(Extracted data entries)

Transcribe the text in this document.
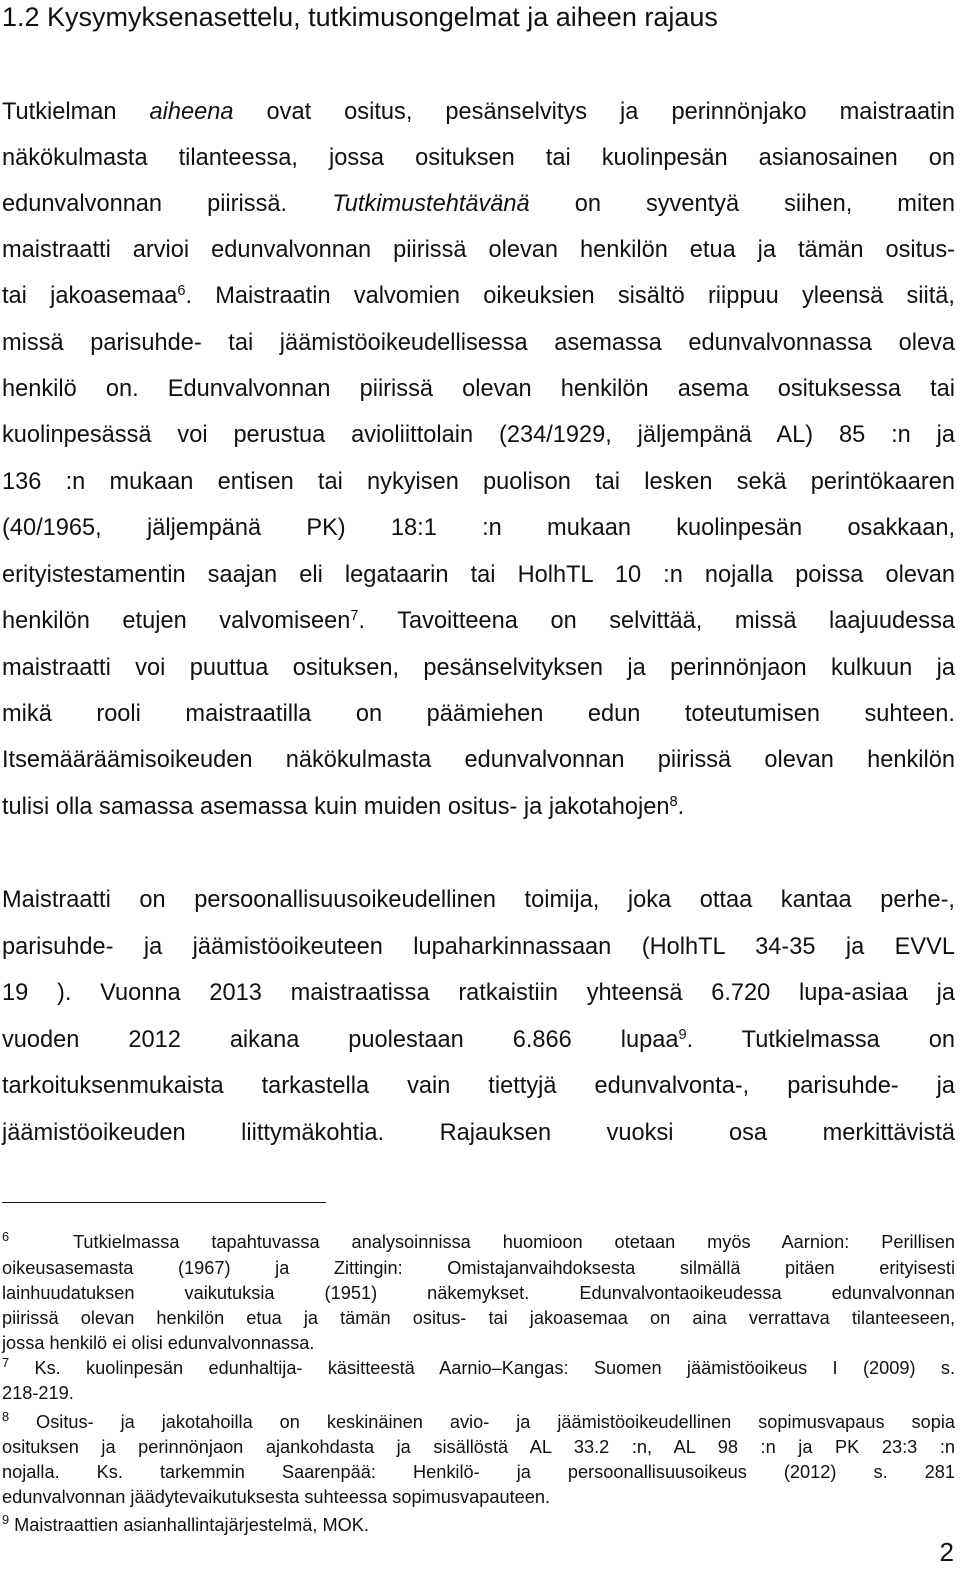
1.2 Kysymyksenasettelu, tutkimusongelmat ja aiheen rajaus
Tutkielman aiheena ovat ositus, pesänselvitys ja perinnönjako maistraatin
näkökulmasta tilanteessa, jossa osituksen tai kuolinpesän asianosainen on
edunvalvonnan piirissä. Tutkimustehtävänä on syventyä siihen, miten
maistraatti arvioi edunvalvonnan piirissä olevan henkilön etua ja tämän ositus-
tai jakoasemaa$^6$. Maistraatin valvomien oikeuksien sisältö riippuu yleensä siitä,
missä parisuhde- tai jäämistöoikeudellisessa asemassa edunvalvonnassa oleva
henkilö on. Edunvalvonnan piirissä olevan henkilön asema osituksessa tai
kuolinpesässä voi perustua avioliittolain (234/1929, jäljempänä AL) 85 :n ja
136 :n mukaan entisen tai nykyisen puolison tai lesken sekä perintökaaren
(40/1965, jäljempänä PK) 18:1 :n mukaan kuolinpesän osakkaan,
erityistestamentin saajan eli legataarin tai HolhTL 10 :n nojalla poissa olevan
henkilön etujen valvomiseen$^7$. Tavoitteena on selvittää, missä laajuudessa
maistraatti voi puuttua osituksen, pesänselvityksen ja perinnönjaon kulkuun ja
mikä rooli maistraatilla on päämiehen edun toteutumisen suhteen.
Itsemääräämisoikeuden näkökulmasta edunvalvonnan piirissä olevan henkilön
tulisi olla samassa asemassa kuin muiden ositus- ja jakotahojen$^8$.
Maistraatti on persoonallisuusoikeudellinen toimija, joka ottaa kantaa perhe-,
parisuhde- ja jäämistöoikeuteen lupaharkinnassaan (HolhTL 34-35 ja EVVL
19 ). Vuonna 2013 maistraatissa ratkaistiin yhteensä 6.720 lupa-asiaa ja
vuoden 2012 aikana puolestaan 6.866 lupaa$^9$. Tutkielmassa on
tarkoituksenmukaista tarkastella vain tiettyjä edunvalvonta-, parisuhde- ja
jäämistöoikeuden liittymäkohtia. Rajauksen vuoksi osa merkittävistä
$^6$	Tutkielmassa tapahtuvassa analysoinnissa huomioon otetaan myös Aarnion: Perillisen
oikeusasemasta (1967) ja Zittingin: Omistajanvaihdoksesta silmällä pitäen erityisesti
lainhuudatuksen vaikutuksia (1951) näkemykset. Edunvalvontaoikeudessa edunvalvonnan
piirissä olevan henkilön etua ja tämän ositus- tai jakoasemaa on aina verrattava tilanteeseen,
jossa henkilö ei olisi edunvalvonnassa.
$^7$ Ks. kuolinpesän edunhaltija- käsitteestä Aarnio–Kangas: Suomen jäämistöoikeus I (2009) s.
218-219.
$^8$ Ositus- ja jakotahoilla on keskinäinen avio- ja jäämistöoikeudellinen sopimusvapaus sopia
osituksen ja perinnönjaon ajankohdasta ja sisällöstä AL 33.2 :n, AL 98 :n ja PK 23:3 :n
nojalla. Ks. tarkemmin Saarenpää: Henkilö- ja persoonallisuusoikeus (2012) s. 281
edunvalvonnan jäädytevaikutuksesta suhteessa sopimusvapauteen.
$^9$ Maistraattien asianhallintajärjestelmä, MOK.
2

> [Exercise]: Go through the listing above and write it out again exactly, dropping the pictures.

> [Exercise output]:
Transcribe the text in this document.
1.2 Kysymyksenasettelu, tutkimusongelmat ja aiheen rajaus
Tutkielman aiheena ovat ositus, pesänselvitys ja perinnönjako maistraatin
näkökulmasta tilanteessa, jossa osituksen tai kuolinpesän asianosainen on
edunvalvonnan piirissä. Tutkimustehtävänä on syventyä siihen, miten
maistraatti arvioi edunvalvonnan piirissä olevan henkilön etua ja tämän ositus-
tai jakoasemaa$^6$. Maistraatin valvomien oikeuksien sisältö riippuu yleensä siitä,
missä parisuhde- tai jäämistöoikeudellisessa asemassa edunvalvonnassa oleva
henkilö on. Edunvalvonnan piirissä olevan henkilön asema osituksessa tai
kuolinpesässä voi perustua avioliittolain (234/1929, jäljempänä AL) 85 :n ja
136 :n mukaan entisen tai nykyisen puolison tai lesken sekä perintökaaren
(40/1965, jäljempänä PK) 18:1 :n mukaan kuolinpesän osakkaan,
erityistestamentin saajan eli legataarin tai HolhTL 10 :n nojalla poissa olevan
henkilön etujen valvomiseen$^7$. Tavoitteena on selvittää, missä laajuudessa
maistraatti voi puuttua osituksen, pesänselvityksen ja perinnönjaon kulkuun ja
mikä rooli maistraatilla on päämiehen edun toteutumisen suhteen.
Itsemääräämisoikeuden näkökulmasta edunvalvonnan piirissä olevan henkilön
tulisi olla samassa asemassa kuin muiden ositus- ja jakotahojen$^8$.
Maistraatti on persoonallisuusoikeudellinen toimija, joka ottaa kantaa perhe-,
parisuhde- ja jäämistöoikeuteen lupaharkinnassaan (HolhTL 34-35 ja EVVL
19 ). Vuonna 2013 maistraatissa ratkaistiin yhteensä 6.720 lupa-asiaa ja
vuoden 2012 aikana puolestaan 6.866 lupaa$^9$. Tutkielmassa on
tarkoituksenmukaista tarkastella vain tiettyjä edunvalvonta-, parisuhde- ja
jäämistöoikeuden liittymäkohtia. Rajauksen vuoksi osa merkittävistä
$^6$	Tutkielmassa tapahtuvassa analysoinnissa huomioon otetaan myös Aarnion: Perillisen
oikeusasemasta (1967) ja Zittingin: Omistajanvaihdoksesta silmällä pitäen erityisesti
lainhuudatuksen vaikutuksia (1951) näkemykset. Edunvalvontaoikeudessa edunvalvonnan
piirissä olevan henkilön etua ja tämän ositus- tai jakoasemaa on aina verrattava tilanteeseen,
jossa henkilö ei olisi edunvalvonnassa.
$^7$ Ks. kuolinpesän edunhaltija- käsitteestä Aarnio–Kangas: Suomen jäämistöoikeus I (2009) s.
218-219.
$^8$ Ositus- ja jakotahoilla on keskinäinen avio- ja jäämistöoikeudellinen sopimusvapaus sopia
osituksen ja perinnönjaon ajankohdasta ja sisällöstä AL 33.2 :n, AL 98 :n ja PK 23:3 :n
nojalla. Ks. tarkemmin Saarenpää: Henkilö- ja persoonallisuusoikeus (2012) s. 281
edunvalvonnan jäädytevaikutuksesta suhteessa sopimusvapauteen.
$^9$ Maistraattien asianhallintajärjestelmä, MOK.
2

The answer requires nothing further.